Exercise:
Find every line in the records below that holds the word "февраля", and copy each one.

Input material:
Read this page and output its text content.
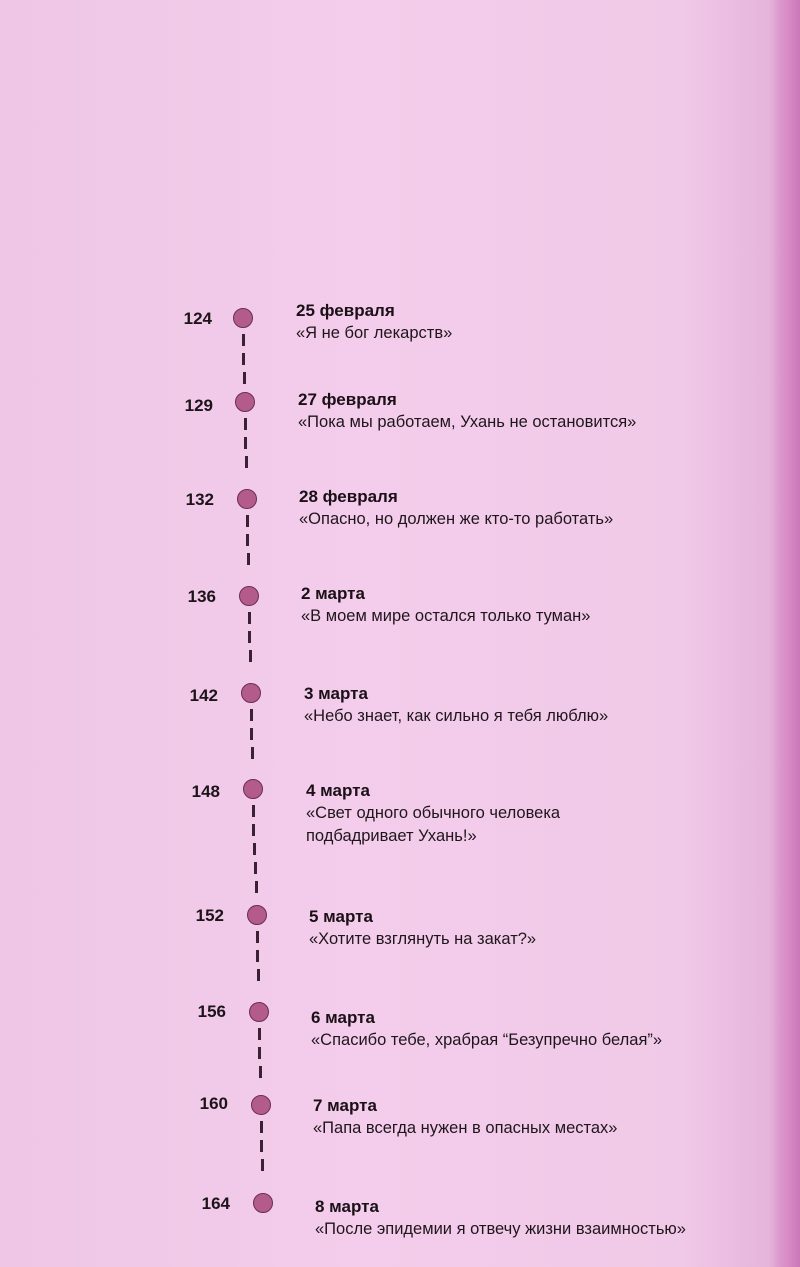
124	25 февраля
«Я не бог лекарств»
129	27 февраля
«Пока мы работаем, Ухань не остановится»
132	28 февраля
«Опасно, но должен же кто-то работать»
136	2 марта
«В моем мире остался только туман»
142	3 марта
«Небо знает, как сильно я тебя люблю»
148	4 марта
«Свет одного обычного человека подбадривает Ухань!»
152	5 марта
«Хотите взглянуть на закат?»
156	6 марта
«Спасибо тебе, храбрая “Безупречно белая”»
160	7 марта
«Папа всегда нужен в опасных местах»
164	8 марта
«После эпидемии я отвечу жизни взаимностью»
---
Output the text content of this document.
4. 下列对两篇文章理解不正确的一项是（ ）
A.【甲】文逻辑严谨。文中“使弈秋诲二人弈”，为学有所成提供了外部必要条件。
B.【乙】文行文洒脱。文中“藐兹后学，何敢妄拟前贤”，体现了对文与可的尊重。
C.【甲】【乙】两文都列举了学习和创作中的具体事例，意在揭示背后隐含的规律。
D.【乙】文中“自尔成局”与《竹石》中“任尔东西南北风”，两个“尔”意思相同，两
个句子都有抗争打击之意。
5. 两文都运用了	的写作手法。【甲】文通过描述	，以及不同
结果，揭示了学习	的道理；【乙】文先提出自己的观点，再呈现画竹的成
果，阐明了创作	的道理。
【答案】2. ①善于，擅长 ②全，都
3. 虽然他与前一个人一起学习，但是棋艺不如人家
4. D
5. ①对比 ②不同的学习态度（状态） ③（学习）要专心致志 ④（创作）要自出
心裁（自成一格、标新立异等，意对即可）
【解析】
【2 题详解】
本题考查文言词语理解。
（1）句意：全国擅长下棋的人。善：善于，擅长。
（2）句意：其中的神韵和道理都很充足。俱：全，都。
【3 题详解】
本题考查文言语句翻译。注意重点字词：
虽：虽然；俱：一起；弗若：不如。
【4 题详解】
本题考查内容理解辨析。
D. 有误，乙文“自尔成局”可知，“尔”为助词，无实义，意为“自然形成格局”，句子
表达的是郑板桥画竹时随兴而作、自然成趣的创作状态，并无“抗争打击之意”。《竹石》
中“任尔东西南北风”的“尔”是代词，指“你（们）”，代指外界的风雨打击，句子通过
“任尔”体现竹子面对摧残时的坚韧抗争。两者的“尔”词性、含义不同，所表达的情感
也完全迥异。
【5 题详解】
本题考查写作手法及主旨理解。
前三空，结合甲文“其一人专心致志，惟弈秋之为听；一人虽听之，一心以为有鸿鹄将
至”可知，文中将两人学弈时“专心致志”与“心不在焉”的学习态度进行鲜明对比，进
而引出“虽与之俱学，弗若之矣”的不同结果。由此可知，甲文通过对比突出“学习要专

Solution for this task:
124	25 февраля
129	27 февраля
132	28 февраля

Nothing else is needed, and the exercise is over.